» **GIVEN EXERCISE**: For every line in the records that has the word "创建应用", make a copy.

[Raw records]
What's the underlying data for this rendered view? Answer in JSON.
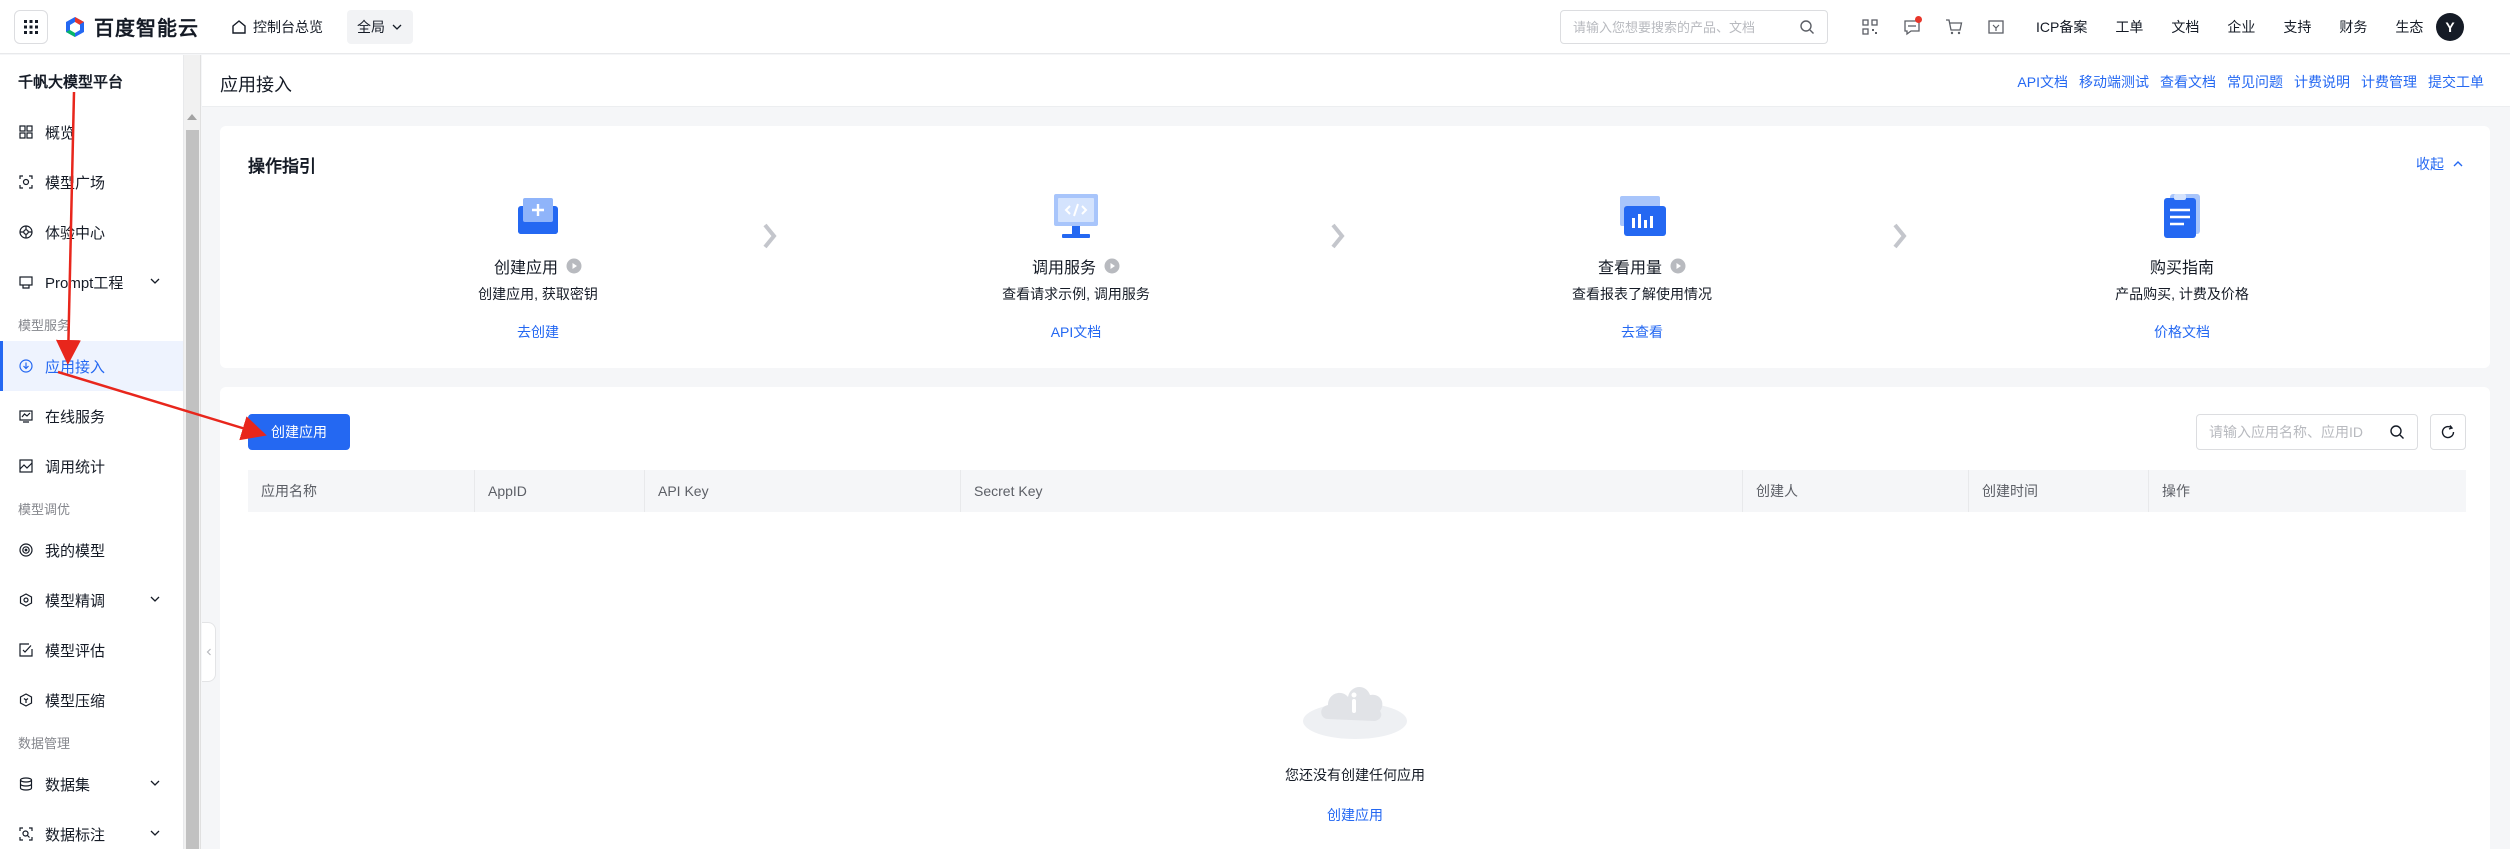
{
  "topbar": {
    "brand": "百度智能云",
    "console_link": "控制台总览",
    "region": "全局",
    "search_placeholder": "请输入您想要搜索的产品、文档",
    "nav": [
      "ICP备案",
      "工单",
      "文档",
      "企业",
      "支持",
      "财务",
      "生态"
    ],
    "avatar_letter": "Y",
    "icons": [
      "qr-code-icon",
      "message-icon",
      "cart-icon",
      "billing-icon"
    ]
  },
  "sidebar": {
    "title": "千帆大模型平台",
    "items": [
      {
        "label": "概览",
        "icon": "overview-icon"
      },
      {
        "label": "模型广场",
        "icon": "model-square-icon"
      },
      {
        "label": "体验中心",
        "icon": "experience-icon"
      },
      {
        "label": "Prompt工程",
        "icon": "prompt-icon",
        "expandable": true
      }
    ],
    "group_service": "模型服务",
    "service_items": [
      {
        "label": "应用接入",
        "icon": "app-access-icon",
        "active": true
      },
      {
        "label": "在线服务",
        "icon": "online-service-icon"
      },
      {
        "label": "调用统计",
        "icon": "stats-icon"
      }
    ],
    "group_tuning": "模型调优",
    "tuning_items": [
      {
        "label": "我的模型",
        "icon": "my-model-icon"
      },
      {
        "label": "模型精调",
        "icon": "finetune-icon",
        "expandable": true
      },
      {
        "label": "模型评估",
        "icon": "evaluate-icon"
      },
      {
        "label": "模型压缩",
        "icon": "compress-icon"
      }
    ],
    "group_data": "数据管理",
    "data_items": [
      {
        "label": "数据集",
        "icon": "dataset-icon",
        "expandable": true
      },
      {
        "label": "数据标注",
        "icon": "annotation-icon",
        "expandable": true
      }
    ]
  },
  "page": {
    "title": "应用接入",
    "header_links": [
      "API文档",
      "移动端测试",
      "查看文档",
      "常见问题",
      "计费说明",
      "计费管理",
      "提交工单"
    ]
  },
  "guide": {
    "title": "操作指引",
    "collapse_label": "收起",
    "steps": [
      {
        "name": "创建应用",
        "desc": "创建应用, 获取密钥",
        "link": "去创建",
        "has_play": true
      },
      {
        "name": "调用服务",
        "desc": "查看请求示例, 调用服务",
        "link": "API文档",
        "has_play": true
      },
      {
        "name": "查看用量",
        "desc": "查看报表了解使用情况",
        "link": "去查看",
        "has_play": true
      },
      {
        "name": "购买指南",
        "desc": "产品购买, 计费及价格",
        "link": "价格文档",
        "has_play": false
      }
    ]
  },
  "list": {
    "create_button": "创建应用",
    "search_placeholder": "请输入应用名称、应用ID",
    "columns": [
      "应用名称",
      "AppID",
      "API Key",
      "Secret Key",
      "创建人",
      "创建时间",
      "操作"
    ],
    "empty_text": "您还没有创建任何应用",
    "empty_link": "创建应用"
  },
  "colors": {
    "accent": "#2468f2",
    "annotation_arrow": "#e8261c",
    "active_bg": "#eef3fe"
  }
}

* * *

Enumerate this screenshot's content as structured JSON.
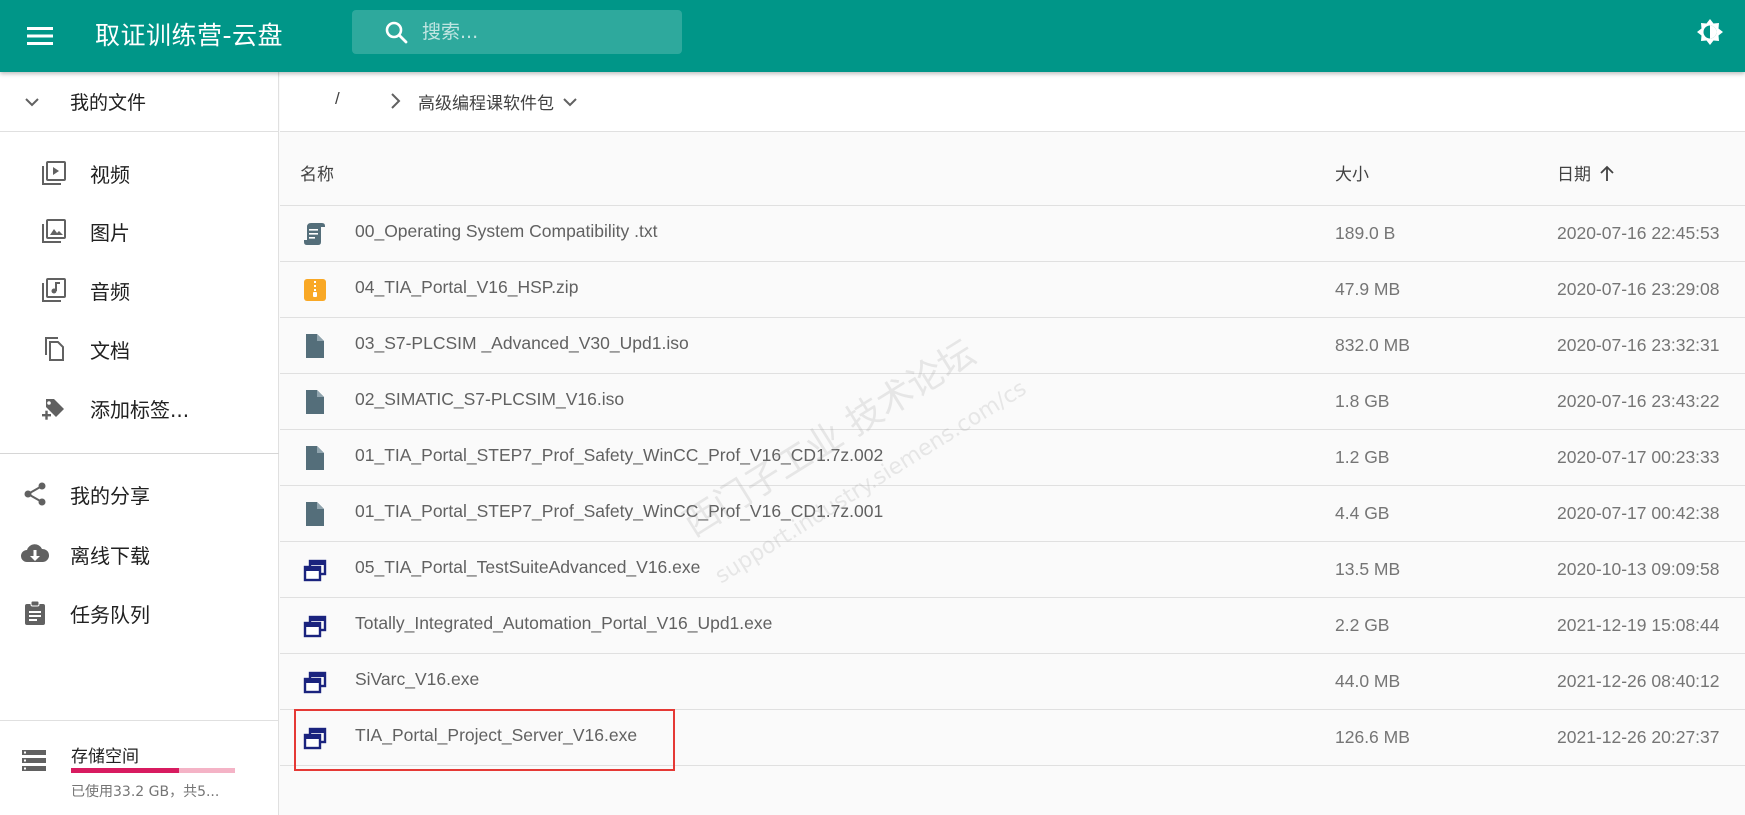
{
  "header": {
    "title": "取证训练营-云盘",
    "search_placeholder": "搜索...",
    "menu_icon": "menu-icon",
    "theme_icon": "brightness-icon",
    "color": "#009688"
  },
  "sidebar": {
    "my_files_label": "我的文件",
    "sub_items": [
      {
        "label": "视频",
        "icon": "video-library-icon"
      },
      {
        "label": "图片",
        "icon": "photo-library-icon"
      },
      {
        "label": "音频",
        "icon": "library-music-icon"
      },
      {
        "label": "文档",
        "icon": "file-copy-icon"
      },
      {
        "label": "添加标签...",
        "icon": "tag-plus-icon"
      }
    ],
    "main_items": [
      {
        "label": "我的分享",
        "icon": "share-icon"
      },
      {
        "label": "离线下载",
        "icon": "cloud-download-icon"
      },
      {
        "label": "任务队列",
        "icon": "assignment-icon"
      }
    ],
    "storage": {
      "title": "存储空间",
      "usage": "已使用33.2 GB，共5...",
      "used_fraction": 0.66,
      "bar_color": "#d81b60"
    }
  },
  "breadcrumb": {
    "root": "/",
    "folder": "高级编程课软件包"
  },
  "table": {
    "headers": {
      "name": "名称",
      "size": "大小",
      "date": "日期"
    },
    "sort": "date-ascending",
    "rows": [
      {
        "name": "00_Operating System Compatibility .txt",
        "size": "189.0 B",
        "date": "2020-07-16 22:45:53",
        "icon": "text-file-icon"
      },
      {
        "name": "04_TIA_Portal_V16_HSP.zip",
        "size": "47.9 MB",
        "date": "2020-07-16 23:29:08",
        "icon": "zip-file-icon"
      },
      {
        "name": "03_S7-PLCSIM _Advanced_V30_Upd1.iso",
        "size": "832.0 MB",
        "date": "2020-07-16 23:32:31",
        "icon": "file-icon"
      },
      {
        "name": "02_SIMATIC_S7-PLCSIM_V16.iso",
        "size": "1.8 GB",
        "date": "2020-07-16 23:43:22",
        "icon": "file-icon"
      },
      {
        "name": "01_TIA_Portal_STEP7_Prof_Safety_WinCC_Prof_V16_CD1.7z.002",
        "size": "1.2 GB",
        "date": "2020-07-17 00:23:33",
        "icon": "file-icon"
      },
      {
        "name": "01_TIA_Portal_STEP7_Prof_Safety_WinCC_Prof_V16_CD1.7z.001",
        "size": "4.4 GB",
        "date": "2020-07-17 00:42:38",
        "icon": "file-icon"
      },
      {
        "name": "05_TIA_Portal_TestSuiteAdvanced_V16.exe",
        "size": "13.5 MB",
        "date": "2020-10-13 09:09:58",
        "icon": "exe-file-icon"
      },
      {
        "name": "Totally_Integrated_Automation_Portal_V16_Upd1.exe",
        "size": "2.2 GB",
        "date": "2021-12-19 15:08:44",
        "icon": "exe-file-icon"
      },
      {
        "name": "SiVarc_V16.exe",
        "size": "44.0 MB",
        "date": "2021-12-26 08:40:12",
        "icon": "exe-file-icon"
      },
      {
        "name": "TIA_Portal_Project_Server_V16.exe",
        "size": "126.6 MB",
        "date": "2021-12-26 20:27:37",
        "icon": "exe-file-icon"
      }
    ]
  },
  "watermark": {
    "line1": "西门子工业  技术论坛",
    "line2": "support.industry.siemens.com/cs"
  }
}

---

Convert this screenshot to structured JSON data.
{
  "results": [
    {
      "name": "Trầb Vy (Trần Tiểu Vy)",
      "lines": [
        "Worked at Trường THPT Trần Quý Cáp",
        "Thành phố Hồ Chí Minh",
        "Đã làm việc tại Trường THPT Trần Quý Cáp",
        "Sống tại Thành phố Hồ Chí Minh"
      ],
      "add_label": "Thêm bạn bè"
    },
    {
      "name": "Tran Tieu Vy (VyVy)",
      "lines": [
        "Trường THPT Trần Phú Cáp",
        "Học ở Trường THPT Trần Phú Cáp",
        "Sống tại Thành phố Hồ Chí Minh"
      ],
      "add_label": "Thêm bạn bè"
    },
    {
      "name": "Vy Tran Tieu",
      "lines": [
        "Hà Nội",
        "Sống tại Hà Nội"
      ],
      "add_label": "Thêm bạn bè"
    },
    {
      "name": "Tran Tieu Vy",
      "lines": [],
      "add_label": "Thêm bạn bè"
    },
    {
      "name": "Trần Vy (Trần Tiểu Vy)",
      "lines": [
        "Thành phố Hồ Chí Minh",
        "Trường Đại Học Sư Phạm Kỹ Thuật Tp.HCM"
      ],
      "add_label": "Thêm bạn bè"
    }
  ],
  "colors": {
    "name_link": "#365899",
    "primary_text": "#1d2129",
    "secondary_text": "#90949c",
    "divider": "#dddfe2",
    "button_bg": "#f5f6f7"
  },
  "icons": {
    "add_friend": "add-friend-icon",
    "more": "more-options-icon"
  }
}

» **WRITTEN ANSWER**:
        "name": "创建应用",
        "desc": "创建应用, 获取密钥",
    "create_button": "创建应用",
    "empty_link": "创建应用"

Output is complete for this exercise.